- [MATERIAL FOR THIS EXERCISE]:

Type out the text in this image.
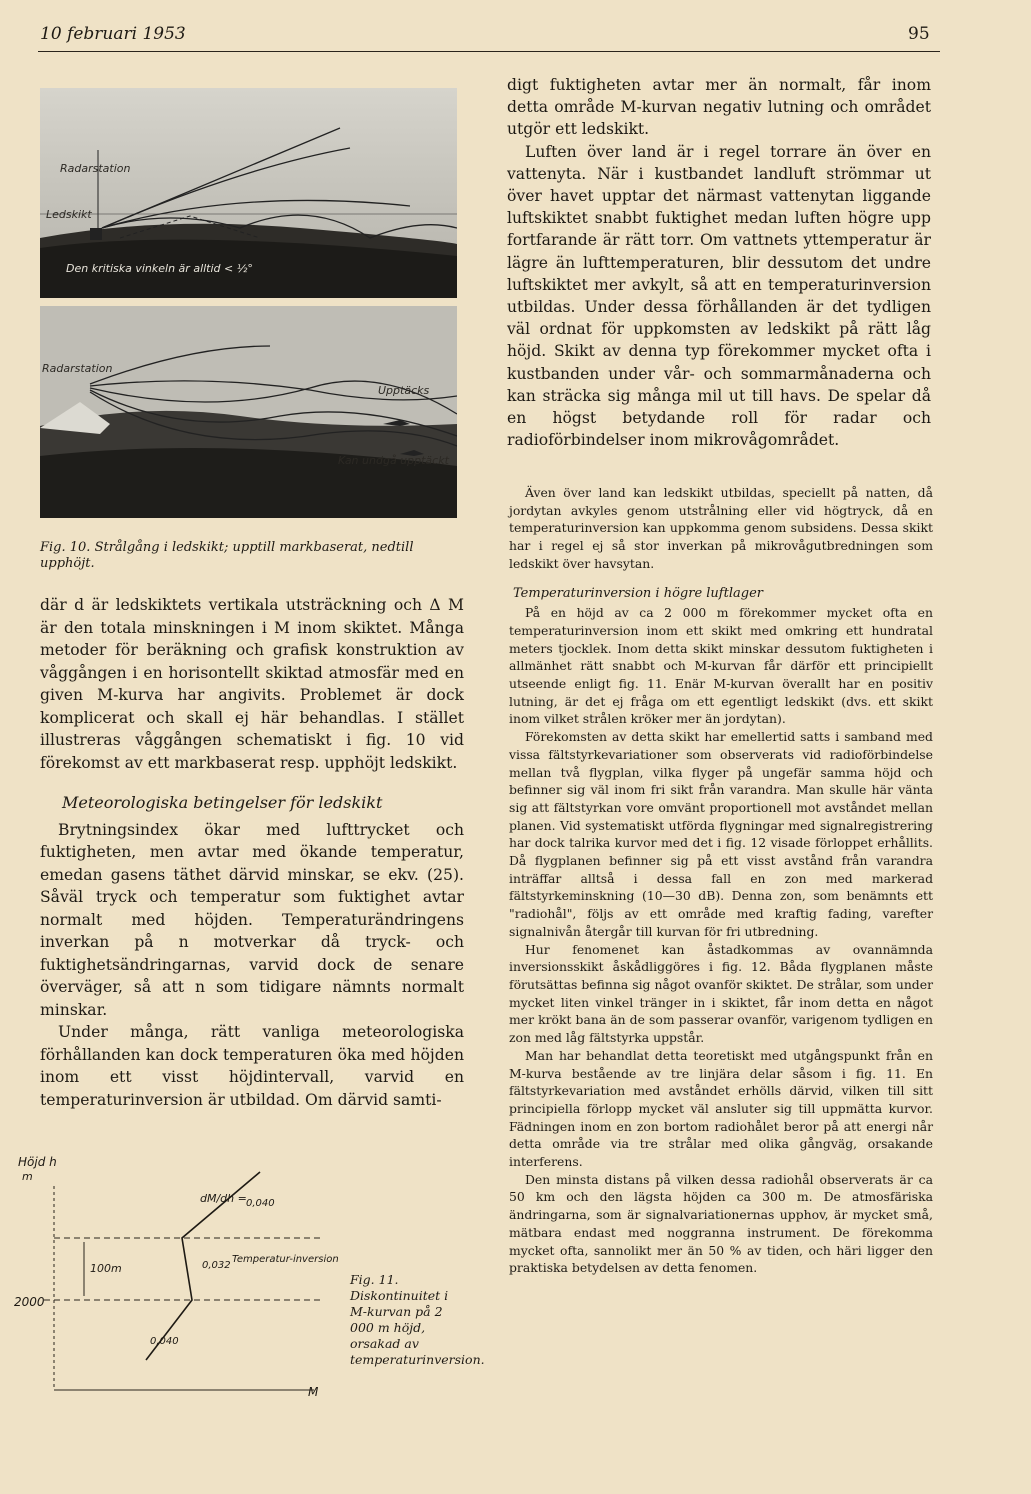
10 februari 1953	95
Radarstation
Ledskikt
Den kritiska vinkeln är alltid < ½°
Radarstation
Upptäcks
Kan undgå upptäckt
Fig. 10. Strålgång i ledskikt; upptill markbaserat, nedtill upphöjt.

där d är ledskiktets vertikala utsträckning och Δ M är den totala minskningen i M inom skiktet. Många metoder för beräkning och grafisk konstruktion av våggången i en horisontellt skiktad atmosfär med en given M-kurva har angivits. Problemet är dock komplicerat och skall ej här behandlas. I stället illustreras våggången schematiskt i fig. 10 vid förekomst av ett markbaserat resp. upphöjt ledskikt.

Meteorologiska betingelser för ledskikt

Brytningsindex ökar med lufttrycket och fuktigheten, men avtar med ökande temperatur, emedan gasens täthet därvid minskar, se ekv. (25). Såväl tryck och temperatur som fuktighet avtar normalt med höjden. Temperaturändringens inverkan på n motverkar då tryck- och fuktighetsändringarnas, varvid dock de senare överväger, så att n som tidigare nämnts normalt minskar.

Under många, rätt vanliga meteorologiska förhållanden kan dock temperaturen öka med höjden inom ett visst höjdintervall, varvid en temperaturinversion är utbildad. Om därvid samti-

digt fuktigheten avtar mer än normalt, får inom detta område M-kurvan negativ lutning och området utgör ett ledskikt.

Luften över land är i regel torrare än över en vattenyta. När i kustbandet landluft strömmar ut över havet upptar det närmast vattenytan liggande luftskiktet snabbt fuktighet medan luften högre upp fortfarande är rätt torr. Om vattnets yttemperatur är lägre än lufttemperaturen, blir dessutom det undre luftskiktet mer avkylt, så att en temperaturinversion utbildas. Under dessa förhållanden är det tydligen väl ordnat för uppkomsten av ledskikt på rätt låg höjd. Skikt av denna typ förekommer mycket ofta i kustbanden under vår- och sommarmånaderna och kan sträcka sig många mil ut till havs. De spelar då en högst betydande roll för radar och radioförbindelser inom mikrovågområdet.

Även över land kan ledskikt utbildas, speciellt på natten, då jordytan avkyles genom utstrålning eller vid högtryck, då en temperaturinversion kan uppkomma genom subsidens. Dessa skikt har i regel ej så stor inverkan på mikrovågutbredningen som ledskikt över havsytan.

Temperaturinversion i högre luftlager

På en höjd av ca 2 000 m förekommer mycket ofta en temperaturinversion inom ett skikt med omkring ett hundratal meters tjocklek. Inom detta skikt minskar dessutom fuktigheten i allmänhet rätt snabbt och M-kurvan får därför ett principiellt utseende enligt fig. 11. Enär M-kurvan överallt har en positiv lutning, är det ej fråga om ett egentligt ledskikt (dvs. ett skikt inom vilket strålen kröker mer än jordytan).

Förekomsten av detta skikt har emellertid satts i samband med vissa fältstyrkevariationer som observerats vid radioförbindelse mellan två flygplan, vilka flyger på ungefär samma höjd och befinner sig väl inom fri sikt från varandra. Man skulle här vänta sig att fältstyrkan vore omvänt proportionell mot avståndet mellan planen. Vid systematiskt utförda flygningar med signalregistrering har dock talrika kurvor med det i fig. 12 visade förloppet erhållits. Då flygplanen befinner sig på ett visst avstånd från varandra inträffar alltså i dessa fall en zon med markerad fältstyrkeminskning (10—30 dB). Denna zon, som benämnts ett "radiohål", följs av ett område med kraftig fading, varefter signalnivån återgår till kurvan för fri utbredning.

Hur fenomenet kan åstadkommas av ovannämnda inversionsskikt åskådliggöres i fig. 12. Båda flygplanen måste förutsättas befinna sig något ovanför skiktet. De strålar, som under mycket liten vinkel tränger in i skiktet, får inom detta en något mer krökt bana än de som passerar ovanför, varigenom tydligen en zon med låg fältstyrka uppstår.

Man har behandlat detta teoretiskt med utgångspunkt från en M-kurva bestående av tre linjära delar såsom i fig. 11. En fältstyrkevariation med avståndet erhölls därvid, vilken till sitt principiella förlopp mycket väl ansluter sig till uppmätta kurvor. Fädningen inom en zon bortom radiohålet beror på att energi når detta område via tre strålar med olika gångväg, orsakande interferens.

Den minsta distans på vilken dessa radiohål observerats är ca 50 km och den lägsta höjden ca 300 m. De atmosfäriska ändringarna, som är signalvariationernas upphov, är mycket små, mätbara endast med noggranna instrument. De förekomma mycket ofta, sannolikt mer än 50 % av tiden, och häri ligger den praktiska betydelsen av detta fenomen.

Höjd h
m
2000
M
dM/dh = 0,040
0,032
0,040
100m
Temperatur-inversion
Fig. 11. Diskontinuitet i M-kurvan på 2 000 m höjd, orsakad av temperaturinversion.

- [PROBLEM REQUIREMENTS]: The reply must consist of the records, repeated exactly, minus any images.

- [WRITTEN REPLY]:
Type out the text in this image.
10 februari 1953	95
Radarstation
Ledskikt
Den kritiska vinkeln är alltid < ½°
Radarstation
Upptäcks
Kan undgå upptäckt
Fig. 10. Strålgång i ledskikt; upptill markbaserat, nedtill upphöjt.

där d är ledskiktets vertikala utsträckning och Δ M är den totala minskningen i M inom skiktet. Många metoder för beräkning och grafisk konstruktion av våggången i en horisontellt skiktad atmosfär med en given M-kurva har angivits. Problemet är dock komplicerat och skall ej här behandlas. I stället illustreras våggången schematiskt i fig. 10 vid förekomst av ett markbaserat resp. upphöjt ledskikt.

Meteorologiska betingelser för ledskikt

Brytningsindex ökar med lufttrycket och fuktigheten, men avtar med ökande temperatur, emedan gasens täthet därvid minskar, se ekv. (25). Såväl tryck och temperatur som fuktighet avtar normalt med höjden. Temperaturändringens inverkan på n motverkar då tryck- och fuktighetsändringarnas, varvid dock de senare överväger, så att n som tidigare nämnts normalt minskar.

Under många, rätt vanliga meteorologiska förhållanden kan dock temperaturen öka med höjden inom ett visst höjdintervall, varvid en temperaturinversion är utbildad. Om därvid samti-

digt fuktigheten avtar mer än normalt, får inom detta område M-kurvan negativ lutning och området utgör ett ledskikt.

Luften över land är i regel torrare än över en vattenyta. När i kustbandet landluft strömmar ut över havet upptar det närmast vattenytan liggande luftskiktet snabbt fuktighet medan luften högre upp fortfarande är rätt torr. Om vattnets yttemperatur är lägre än lufttemperaturen, blir dessutom det undre luftskiktet mer avkylt, så att en temperaturinversion utbildas. Under dessa förhållanden är det tydligen väl ordnat för uppkomsten av ledskikt på rätt låg höjd. Skikt av denna typ förekommer mycket ofta i kustbanden under vår- och sommarmånaderna och kan sträcka sig många mil ut till havs. De spelar då en högst betydande roll för radar och radioförbindelser inom mikrovågområdet.

Även över land kan ledskikt utbildas, speciellt på natten, då jordytan avkyles genom utstrålning eller vid högtryck, då en temperaturinversion kan uppkomma genom subsidens. Dessa skikt har i regel ej så stor inverkan på mikrovågutbredningen som ledskikt över havsytan.

Temperaturinversion i högre luftlager

På en höjd av ca 2 000 m förekommer mycket ofta en temperaturinversion inom ett skikt med omkring ett hundratal meters tjocklek. Inom detta skikt minskar dessutom fuktigheten i allmänhet rätt snabbt och M-kurvan får därför ett principiellt utseende enligt fig. 11. Enär M-kurvan överallt har en positiv lutning, är det ej fråga om ett egentligt ledskikt (dvs. ett skikt inom vilket strålen kröker mer än jordytan).

Förekomsten av detta skikt har emellertid satts i samband med vissa fältstyrkevariationer som observerats vid radioförbindelse mellan två flygplan, vilka flyger på ungefär samma höjd och befinner sig väl inom fri sikt från varandra. Man skulle här vänta sig att fältstyrkan vore omvänt proportionell mot avståndet mellan planen. Vid systematiskt utförda flygningar med signalregistrering har dock talrika kurvor med det i fig. 12 visade förloppet erhållits. Då flygplanen befinner sig på ett visst avstånd från varandra inträffar alltså i dessa fall en zon med markerad fältstyrkeminskning (10—30 dB). Denna zon, som benämnts ett "radiohål", följs av ett område med kraftig fading, varefter signalnivån återgår till kurvan för fri utbredning.

Hur fenomenet kan åstadkommas av ovannämnda inversionsskikt åskådliggöres i fig. 12. Båda flygplanen måste förutsättas befinna sig något ovanför skiktet. De strålar, som under mycket liten vinkel tränger in i skiktet, får inom detta en något mer krökt bana än de som passerar ovanför, varigenom tydligen en zon med låg fältstyrka uppstår.

Man har behandlat detta teoretiskt med utgångspunkt från en M-kurva bestående av tre linjära delar såsom i fig. 11. En fältstyrkevariation med avståndet erhölls därvid, vilken till sitt principiella förlopp mycket väl ansluter sig till uppmätta kurvor. Fädningen inom en zon bortom radiohålet beror på att energi når detta område via tre strålar med olika gångväg, orsakande interferens.

Den minsta distans på vilken dessa radiohål observerats är ca 50 km och den lägsta höjden ca 300 m. De atmosfäriska ändringarna, som är signalvariationernas upphov, är mycket små, mätbara endast med noggranna instrument. De förekomma mycket ofta, sannolikt mer än 50 % av tiden, och häri ligger den praktiska betydelsen av detta fenomen.

Höjd h
m
2000
M
dM/dh = 0,040
0,032
0,040
100m
Temperatur-inversion
Fig. 11. Diskontinuitet i M-kurvan på 2 000 m höjd, orsakad av temperaturinversion.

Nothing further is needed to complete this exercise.